▶ **Directive**: Would you transcribe the listing that follows, character for character, and omit its images?

* * * * *

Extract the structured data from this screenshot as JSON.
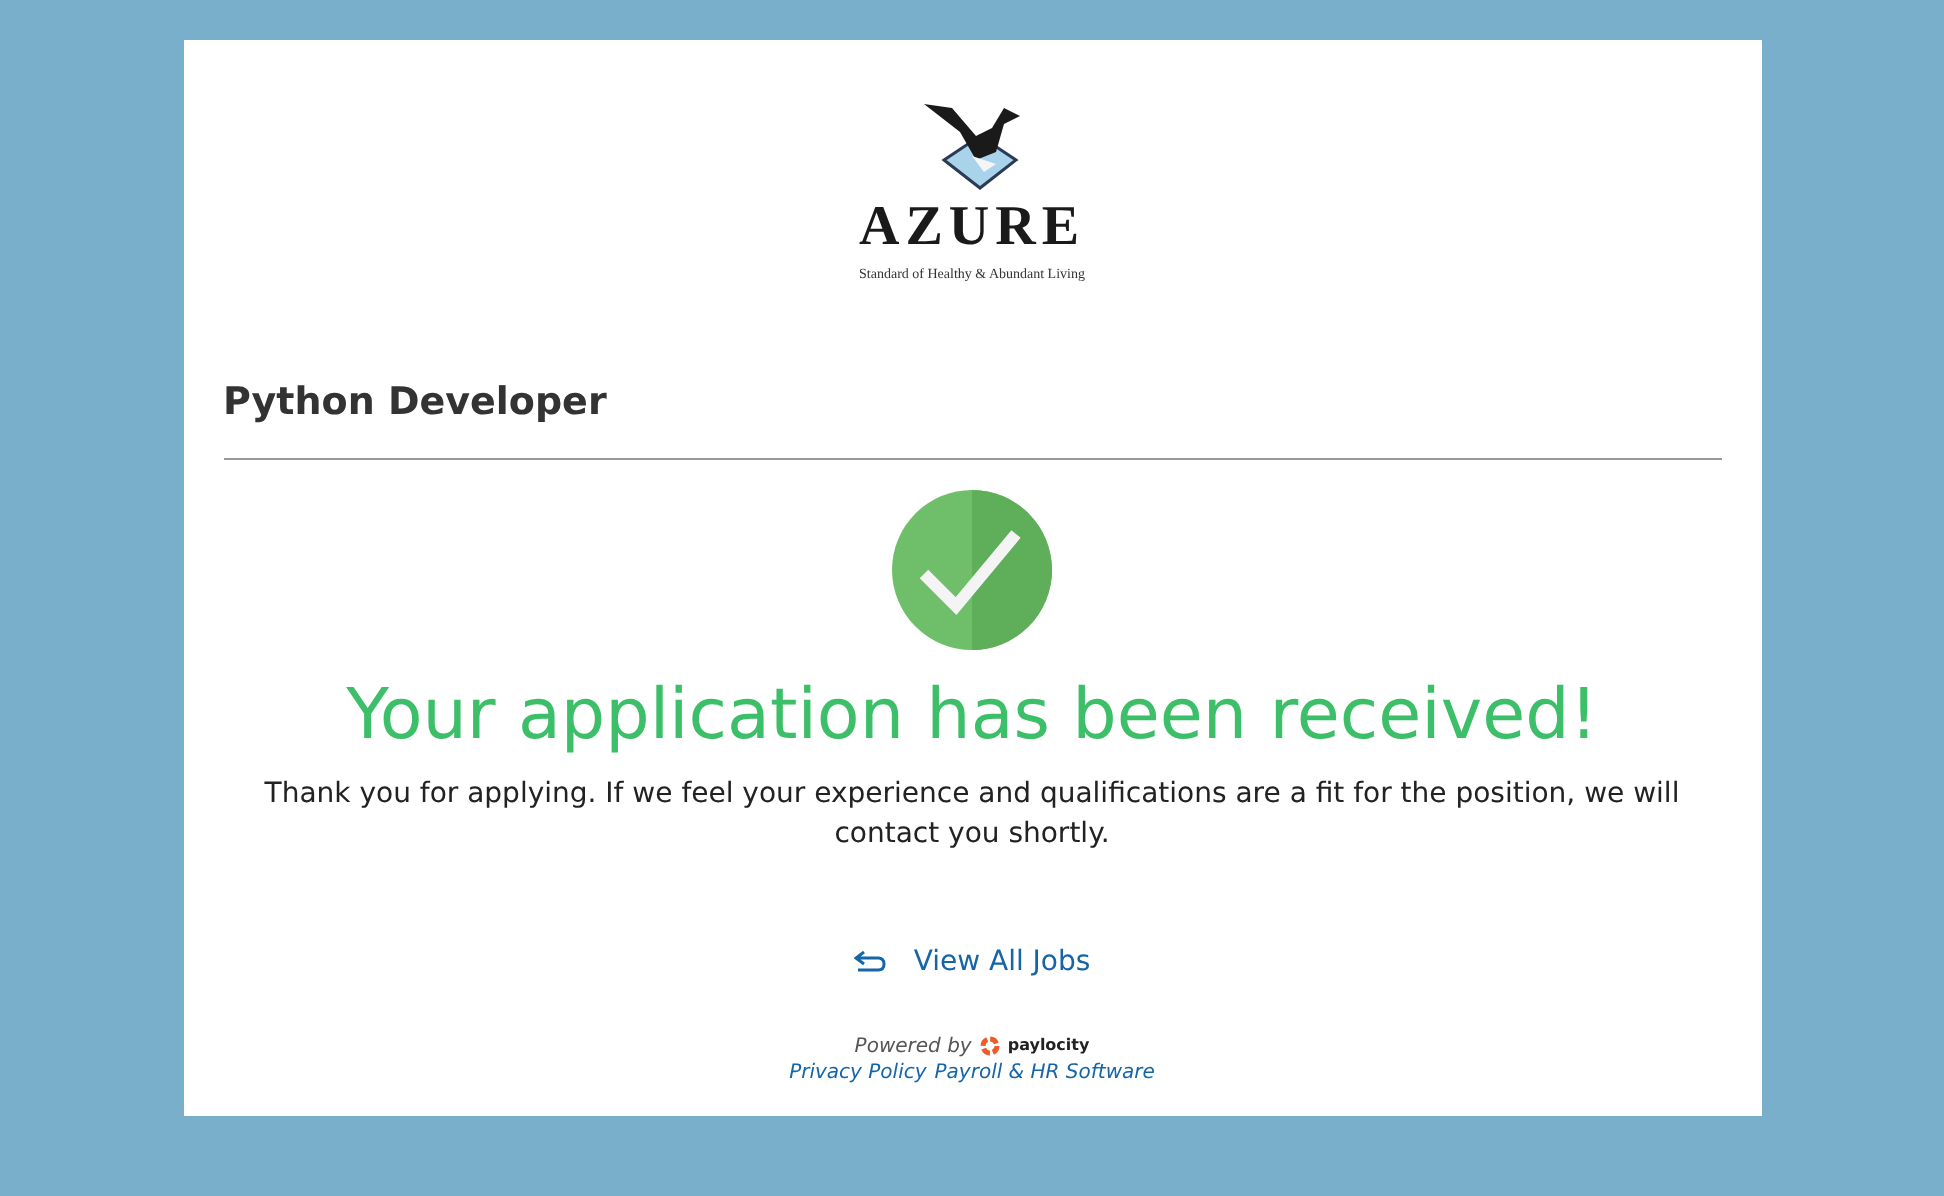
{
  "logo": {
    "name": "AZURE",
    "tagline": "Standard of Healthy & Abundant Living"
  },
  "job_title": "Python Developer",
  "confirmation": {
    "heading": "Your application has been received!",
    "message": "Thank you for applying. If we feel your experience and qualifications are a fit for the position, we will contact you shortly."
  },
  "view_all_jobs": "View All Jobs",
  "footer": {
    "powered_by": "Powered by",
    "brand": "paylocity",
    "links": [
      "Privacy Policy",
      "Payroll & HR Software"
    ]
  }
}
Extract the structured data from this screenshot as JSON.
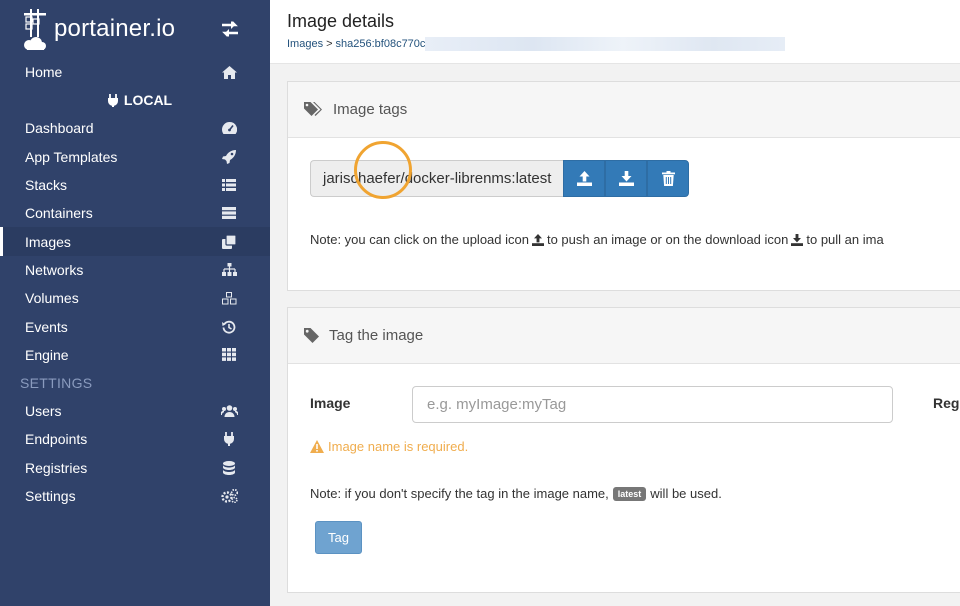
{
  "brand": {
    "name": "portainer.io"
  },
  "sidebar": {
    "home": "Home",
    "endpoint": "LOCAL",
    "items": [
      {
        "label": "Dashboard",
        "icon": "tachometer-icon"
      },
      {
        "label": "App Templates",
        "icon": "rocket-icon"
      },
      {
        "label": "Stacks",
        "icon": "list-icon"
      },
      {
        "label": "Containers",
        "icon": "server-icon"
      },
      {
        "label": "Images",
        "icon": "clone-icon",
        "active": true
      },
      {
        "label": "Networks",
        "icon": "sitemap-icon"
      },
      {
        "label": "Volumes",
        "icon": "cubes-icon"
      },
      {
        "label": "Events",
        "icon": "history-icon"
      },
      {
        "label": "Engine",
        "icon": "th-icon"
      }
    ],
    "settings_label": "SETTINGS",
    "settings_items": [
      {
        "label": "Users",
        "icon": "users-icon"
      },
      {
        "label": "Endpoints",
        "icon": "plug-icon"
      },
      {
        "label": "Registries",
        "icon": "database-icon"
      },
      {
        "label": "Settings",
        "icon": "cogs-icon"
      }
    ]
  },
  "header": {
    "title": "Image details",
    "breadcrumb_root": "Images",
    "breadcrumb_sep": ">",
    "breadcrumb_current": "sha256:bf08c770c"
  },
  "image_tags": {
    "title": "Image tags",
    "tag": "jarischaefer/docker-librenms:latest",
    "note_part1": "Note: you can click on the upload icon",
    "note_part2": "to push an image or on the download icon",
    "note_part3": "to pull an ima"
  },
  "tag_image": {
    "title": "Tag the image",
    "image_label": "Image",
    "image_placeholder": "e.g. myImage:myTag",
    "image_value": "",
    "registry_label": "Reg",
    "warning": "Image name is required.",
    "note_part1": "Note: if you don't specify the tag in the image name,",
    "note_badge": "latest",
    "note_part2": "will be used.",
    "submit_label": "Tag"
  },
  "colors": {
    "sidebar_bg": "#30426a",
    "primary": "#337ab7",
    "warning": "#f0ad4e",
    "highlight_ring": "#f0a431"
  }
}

* * * * *

▶ **Full answer**:
Extract the structured data from this screenshot as JSON.
{
  "logo": {
    "name": "AZURE",
    "tagline": "Standard of Healthy & Abundant Living"
  },
  "job_title": "Python Developer",
  "confirmation": {
    "heading": "Your application has been received!",
    "message": "Thank you for applying. If we feel your experience and qualifications are a fit for the position, we will contact you shortly."
  },
  "view_all_jobs": "View All Jobs",
  "footer": {
    "powered_by": "Powered by",
    "brand": "paylocity",
    "links": [
      "Privacy Policy",
      "Payroll & HR Software"
    ]
  }
}
Extract the structured data from this screenshot as JSON.
{
  "brand": {
    "name": "portainer.io"
  },
  "sidebar": {
    "home": "Home",
    "endpoint": "LOCAL",
    "items": [
      {
        "label": "Dashboard",
        "icon": "tachometer-icon"
      },
      {
        "label": "App Templates",
        "icon": "rocket-icon"
      },
      {
        "label": "Stacks",
        "icon": "list-icon"
      },
      {
        "label": "Containers",
        "icon": "server-icon"
      },
      {
        "label": "Images",
        "icon": "clone-icon",
        "active": true
      },
      {
        "label": "Networks",
        "icon": "sitemap-icon"
      },
      {
        "label": "Volumes",
        "icon": "cubes-icon"
      },
      {
        "label": "Events",
        "icon": "history-icon"
      },
      {
        "label": "Engine",
        "icon": "th-icon"
      }
    ],
    "settings_label": "SETTINGS",
    "settings_items": [
      {
        "label": "Users",
        "icon": "users-icon"
      },
      {
        "label": "Endpoints",
        "icon": "plug-icon"
      },
      {
        "label": "Registries",
        "icon": "database-icon"
      },
      {
        "label": "Settings",
        "icon": "cogs-icon"
      }
    ]
  },
  "header": {
    "title": "Image details",
    "breadcrumb_root": "Images",
    "breadcrumb_sep": ">",
    "breadcrumb_current": "sha256:bf08c770c"
  },
  "image_tags": {
    "title": "Image tags",
    "tag": "jarischaefer/docker-librenms:latest",
    "note_part1": "Note: you can click on the upload icon",
    "note_part2": "to push an image or on the download icon",
    "note_part3": "to pull an ima"
  },
  "tag_image": {
    "title": "Tag the image",
    "image_label": "Image",
    "image_placeholder": "e.g. myImage:myTag",
    "image_value": "",
    "registry_label": "Reg",
    "warning": "Image name is required.",
    "note_part1": "Note: if you don't specify the tag in the image name,",
    "note_badge": "latest",
    "note_part2": "will be used.",
    "submit_label": "Tag"
  },
  "colors": {
    "sidebar_bg": "#30426a",
    "primary": "#337ab7",
    "warning": "#f0ad4e",
    "highlight_ring": "#f0a431"
  }
}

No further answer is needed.